- MATERIAL FOR THIS TASK
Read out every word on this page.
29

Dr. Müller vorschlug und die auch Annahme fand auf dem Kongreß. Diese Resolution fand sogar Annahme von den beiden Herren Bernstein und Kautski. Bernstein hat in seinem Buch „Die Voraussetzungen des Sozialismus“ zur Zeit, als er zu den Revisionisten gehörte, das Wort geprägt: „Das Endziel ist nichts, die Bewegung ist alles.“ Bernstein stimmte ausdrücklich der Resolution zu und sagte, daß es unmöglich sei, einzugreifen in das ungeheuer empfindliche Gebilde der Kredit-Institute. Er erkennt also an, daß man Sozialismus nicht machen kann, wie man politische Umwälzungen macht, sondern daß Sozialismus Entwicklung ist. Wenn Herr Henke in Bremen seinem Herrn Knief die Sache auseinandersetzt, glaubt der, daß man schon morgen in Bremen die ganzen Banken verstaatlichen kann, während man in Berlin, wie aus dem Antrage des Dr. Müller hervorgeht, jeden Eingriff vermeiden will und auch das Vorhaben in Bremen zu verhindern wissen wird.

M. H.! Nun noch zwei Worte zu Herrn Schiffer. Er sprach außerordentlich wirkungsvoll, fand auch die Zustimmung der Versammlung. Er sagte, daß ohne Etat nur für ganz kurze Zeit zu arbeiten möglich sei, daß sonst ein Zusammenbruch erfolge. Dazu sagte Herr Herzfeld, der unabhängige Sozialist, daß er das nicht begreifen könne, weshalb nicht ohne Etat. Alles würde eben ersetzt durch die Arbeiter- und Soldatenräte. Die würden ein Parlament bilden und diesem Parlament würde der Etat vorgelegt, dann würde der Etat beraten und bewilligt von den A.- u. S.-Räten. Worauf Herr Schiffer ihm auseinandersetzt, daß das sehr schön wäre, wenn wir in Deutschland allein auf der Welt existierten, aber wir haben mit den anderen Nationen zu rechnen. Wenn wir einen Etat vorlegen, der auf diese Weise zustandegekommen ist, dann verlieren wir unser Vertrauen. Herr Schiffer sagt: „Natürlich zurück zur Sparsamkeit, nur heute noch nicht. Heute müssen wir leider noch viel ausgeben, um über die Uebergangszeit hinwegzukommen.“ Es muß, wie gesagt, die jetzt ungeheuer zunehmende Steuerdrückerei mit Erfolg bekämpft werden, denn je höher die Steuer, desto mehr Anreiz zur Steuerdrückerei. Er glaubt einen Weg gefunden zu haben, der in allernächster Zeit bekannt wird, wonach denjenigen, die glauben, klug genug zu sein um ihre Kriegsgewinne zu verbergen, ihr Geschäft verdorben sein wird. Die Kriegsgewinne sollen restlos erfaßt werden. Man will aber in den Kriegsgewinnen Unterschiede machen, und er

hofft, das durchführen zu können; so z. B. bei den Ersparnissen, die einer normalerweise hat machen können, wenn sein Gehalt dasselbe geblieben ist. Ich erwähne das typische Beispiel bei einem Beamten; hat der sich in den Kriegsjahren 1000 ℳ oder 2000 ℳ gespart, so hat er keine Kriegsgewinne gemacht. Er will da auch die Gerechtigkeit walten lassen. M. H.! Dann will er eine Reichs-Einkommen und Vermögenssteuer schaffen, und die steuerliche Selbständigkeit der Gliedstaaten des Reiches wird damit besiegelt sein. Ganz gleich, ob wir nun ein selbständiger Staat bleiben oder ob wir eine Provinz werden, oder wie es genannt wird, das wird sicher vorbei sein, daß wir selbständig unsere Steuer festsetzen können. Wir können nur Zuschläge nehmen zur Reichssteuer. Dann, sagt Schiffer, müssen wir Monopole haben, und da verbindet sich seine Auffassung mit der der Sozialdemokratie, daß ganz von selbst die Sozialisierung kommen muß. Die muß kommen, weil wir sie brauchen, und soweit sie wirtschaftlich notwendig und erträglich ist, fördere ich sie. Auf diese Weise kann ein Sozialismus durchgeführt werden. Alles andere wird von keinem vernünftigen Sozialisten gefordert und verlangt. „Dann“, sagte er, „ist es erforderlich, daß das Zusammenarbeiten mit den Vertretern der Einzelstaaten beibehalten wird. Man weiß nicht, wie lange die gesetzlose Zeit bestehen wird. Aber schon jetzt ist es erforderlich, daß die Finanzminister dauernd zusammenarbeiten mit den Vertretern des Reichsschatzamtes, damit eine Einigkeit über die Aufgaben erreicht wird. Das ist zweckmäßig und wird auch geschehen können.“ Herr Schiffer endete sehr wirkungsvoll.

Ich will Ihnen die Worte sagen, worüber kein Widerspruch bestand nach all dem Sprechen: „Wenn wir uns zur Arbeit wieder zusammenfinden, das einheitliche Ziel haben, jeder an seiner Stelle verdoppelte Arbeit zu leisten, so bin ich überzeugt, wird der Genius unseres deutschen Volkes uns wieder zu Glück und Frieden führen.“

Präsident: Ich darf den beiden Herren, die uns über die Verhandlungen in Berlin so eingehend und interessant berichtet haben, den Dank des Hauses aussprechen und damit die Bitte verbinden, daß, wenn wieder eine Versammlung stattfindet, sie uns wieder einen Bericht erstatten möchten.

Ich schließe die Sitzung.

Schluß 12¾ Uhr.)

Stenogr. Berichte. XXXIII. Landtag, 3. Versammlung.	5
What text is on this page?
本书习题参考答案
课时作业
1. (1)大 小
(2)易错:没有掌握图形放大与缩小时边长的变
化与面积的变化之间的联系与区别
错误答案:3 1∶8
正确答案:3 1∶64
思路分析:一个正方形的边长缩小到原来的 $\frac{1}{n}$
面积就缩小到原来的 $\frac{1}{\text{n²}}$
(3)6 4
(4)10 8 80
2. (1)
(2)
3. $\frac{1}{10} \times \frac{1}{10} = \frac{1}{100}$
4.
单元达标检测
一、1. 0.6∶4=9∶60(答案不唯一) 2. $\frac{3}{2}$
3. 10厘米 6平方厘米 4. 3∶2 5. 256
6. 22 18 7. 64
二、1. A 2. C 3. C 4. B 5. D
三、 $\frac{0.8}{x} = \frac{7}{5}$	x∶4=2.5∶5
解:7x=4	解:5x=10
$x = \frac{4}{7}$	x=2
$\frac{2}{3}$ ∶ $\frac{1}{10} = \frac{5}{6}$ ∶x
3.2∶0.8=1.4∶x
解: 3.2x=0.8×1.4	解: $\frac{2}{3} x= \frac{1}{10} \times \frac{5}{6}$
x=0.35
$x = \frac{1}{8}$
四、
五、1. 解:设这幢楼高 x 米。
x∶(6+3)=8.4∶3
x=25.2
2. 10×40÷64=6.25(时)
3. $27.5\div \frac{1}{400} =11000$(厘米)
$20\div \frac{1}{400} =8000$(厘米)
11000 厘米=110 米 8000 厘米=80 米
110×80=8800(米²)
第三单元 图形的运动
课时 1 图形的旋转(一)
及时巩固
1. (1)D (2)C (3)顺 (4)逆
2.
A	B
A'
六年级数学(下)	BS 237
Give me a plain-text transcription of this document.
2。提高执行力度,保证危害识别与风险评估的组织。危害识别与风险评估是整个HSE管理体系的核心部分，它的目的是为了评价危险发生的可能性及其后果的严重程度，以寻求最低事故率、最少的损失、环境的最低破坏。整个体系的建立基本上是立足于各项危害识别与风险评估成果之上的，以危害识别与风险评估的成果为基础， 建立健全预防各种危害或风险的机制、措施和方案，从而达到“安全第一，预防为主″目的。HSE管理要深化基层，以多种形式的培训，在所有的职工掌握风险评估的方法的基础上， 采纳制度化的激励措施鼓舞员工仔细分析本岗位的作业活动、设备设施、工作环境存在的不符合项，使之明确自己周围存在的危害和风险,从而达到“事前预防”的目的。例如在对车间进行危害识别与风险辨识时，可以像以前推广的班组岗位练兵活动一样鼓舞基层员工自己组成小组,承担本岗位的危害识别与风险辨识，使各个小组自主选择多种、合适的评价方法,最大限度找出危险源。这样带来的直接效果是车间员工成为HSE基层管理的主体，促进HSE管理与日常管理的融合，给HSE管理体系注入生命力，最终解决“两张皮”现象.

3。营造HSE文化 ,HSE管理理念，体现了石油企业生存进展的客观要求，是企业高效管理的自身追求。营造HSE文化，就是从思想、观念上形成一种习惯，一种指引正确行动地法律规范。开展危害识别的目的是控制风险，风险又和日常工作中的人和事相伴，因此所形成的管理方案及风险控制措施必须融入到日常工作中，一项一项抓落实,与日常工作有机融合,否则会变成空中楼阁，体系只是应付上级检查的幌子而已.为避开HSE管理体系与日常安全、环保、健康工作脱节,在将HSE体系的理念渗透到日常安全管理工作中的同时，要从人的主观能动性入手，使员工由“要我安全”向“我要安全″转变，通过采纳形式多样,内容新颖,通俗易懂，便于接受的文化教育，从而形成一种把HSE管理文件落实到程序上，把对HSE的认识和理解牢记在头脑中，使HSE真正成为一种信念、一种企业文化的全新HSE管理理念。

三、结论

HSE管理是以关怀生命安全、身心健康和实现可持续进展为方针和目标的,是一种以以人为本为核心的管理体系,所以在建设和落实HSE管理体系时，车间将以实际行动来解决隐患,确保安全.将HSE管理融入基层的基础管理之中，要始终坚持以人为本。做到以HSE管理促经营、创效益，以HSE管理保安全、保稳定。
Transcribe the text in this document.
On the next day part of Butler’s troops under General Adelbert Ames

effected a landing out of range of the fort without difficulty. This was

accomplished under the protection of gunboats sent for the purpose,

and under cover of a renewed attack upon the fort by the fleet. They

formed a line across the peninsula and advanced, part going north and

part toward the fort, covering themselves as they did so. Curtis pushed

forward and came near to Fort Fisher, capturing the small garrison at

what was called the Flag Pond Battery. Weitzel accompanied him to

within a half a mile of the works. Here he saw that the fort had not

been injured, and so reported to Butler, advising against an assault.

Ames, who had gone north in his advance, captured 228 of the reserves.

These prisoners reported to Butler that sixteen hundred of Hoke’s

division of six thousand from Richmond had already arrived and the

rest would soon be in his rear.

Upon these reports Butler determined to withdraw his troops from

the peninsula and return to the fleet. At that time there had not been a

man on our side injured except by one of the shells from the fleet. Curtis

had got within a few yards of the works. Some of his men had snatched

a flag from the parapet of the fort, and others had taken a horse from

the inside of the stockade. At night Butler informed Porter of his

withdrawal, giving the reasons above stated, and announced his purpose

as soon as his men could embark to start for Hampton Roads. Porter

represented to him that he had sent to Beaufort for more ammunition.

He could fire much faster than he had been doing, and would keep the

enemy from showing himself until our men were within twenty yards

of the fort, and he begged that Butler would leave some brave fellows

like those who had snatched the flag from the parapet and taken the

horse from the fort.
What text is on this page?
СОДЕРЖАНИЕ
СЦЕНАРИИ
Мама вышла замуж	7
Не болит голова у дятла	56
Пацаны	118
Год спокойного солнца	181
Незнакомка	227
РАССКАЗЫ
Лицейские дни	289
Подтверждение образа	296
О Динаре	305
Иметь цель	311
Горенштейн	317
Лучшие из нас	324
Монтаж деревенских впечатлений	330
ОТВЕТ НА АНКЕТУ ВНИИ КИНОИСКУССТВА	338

- GIVEN INSTRUCTION
Locate and copy each line in the data above that includes the word "parapet".

- COMPLETE ANSWER
a flag from the parapet of the fort, and others had taken a horse from
like those who had snatched the flag from the parapet and taken the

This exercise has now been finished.